--- Start EXCERPTED DATA ---

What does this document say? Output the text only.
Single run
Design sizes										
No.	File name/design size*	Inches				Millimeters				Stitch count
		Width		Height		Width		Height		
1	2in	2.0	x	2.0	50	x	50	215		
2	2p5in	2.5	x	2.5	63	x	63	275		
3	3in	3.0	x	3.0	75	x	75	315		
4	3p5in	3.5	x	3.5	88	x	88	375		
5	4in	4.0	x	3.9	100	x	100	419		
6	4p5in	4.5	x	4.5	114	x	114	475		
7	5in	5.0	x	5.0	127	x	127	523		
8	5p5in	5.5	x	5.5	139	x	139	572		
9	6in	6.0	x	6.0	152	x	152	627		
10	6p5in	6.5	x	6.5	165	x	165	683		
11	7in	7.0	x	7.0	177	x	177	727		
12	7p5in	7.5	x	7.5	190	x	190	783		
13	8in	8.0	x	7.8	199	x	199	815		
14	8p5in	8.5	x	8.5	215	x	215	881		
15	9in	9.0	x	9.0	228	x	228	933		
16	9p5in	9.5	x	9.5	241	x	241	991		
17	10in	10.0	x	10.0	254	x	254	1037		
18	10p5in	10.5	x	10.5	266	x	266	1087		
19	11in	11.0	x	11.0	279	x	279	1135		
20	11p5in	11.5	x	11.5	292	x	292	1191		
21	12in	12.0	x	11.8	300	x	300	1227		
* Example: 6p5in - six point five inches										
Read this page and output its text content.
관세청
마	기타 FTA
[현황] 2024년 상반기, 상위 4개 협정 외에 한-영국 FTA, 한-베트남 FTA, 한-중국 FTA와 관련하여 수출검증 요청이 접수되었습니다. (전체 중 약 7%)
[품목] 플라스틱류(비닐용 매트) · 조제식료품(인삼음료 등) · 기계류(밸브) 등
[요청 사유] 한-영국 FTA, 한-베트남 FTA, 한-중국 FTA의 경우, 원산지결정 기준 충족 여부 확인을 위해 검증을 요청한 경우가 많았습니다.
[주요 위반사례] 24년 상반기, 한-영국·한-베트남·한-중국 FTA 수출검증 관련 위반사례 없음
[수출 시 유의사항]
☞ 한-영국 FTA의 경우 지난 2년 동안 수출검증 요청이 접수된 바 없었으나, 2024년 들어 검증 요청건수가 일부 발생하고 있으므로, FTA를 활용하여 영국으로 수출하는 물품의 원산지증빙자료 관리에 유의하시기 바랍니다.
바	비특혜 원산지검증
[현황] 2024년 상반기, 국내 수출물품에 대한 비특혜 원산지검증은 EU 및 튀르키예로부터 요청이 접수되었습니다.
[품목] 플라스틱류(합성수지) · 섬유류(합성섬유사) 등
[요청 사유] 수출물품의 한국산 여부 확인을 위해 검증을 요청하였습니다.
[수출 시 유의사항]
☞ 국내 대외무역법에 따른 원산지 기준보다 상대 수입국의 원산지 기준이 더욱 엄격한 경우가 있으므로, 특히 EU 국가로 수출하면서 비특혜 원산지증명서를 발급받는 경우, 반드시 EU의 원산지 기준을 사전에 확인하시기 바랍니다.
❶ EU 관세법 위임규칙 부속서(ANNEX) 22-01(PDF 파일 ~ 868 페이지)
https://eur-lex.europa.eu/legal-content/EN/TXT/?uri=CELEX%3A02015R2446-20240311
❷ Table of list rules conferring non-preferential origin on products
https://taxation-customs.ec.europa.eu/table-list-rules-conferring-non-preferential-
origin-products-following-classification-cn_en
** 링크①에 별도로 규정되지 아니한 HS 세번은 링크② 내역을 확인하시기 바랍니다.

--- End EXCERPTED DATA ---

▶ **TASK DESCRIPTION**
Extract all of the data shown above without alteration.

▶ **SOLUTION FOR THIS TASK**
What does this document say? Output the text only.
Single run
Design sizes										
No.	File name/design size*	Inches				Millimeters				Stitch count
		Width		Height		Width		Height		
1	2in	2.0	x	2.0	50	x	50	215		
2	2p5in	2.5	x	2.5	63	x	63	275		
3	3in	3.0	x	3.0	75	x	75	315		
4	3p5in	3.5	x	3.5	88	x	88	375		
5	4in	4.0	x	3.9	100	x	100	419		
6	4p5in	4.5	x	4.5	114	x	114	475		
7	5in	5.0	x	5.0	127	x	127	523		
8	5p5in	5.5	x	5.5	139	x	139	572		
9	6in	6.0	x	6.0	152	x	152	627		
10	6p5in	6.5	x	6.5	165	x	165	683		
11	7in	7.0	x	7.0	177	x	177	727		
12	7p5in	7.5	x	7.5	190	x	190	783		
13	8in	8.0	x	7.8	199	x	199	815		
14	8p5in	8.5	x	8.5	215	x	215	881		
15	9in	9.0	x	9.0	228	x	228	933		
16	9p5in	9.5	x	9.5	241	x	241	991		
17	10in	10.0	x	10.0	254	x	254	1037		
18	10p5in	10.5	x	10.5	266	x	266	1087		
19	11in	11.0	x	11.0	279	x	279	1135		
20	11p5in	11.5	x	11.5	292	x	292	1191		
21	12in	12.0	x	11.8	300	x	300	1227		
* Example: 6p5in - six point five inches										
Read this page and output its text content.
관세청
마	기타 FTA
[현황] 2024년 상반기, 상위 4개 협정 외에 한-영국 FTA, 한-베트남 FTA, 한-중국 FTA와 관련하여 수출검증 요청이 접수되었습니다. (전체 중 약 7%)
[품목] 플라스틱류(비닐용 매트) · 조제식료품(인삼음료 등) · 기계류(밸브) 등
[요청 사유] 한-영국 FTA, 한-베트남 FTA, 한-중국 FTA의 경우, 원산지결정 기준 충족 여부 확인을 위해 검증을 요청한 경우가 많았습니다.
[주요 위반사례] 24년 상반기, 한-영국·한-베트남·한-중국 FTA 수출검증 관련 위반사례 없음
[수출 시 유의사항]
☞ 한-영국 FTA의 경우 지난 2년 동안 수출검증 요청이 접수된 바 없었으나, 2024년 들어 검증 요청건수가 일부 발생하고 있으므로, FTA를 활용하여 영국으로 수출하는 물품의 원산지증빙자료 관리에 유의하시기 바랍니다.
바	비특혜 원산지검증
[현황] 2024년 상반기, 국내 수출물품에 대한 비특혜 원산지검증은 EU 및 튀르키예로부터 요청이 접수되었습니다.
[품목] 플라스틱류(합성수지) · 섬유류(합성섬유사) 등
[요청 사유] 수출물품의 한국산 여부 확인을 위해 검증을 요청하였습니다.
[수출 시 유의사항]
☞ 국내 대외무역법에 따른 원산지 기준보다 상대 수입국의 원산지 기준이 더욱 엄격한 경우가 있으므로, 특히 EU 국가로 수출하면서 비특혜 원산지증명서를 발급받는 경우, 반드시 EU의 원산지 기준을 사전에 확인하시기 바랍니다.
❶ EU 관세법 위임규칙 부속서(ANNEX) 22-01(PDF 파일 ~ 868 페이지)
https://eur-lex.europa.eu/legal-content/EN/TXT/?uri=CELEX%3A02015R2446-20240311
❷ Table of list rules conferring non-preferential origin on products
https://taxation-customs.ec.europa.eu/table-list-rules-conferring-non-preferential-
origin-products-following-classification-cn_en
** 링크①에 별도로 규정되지 아니한 HS 세번은 링크② 내역을 확인하시기 바랍니다.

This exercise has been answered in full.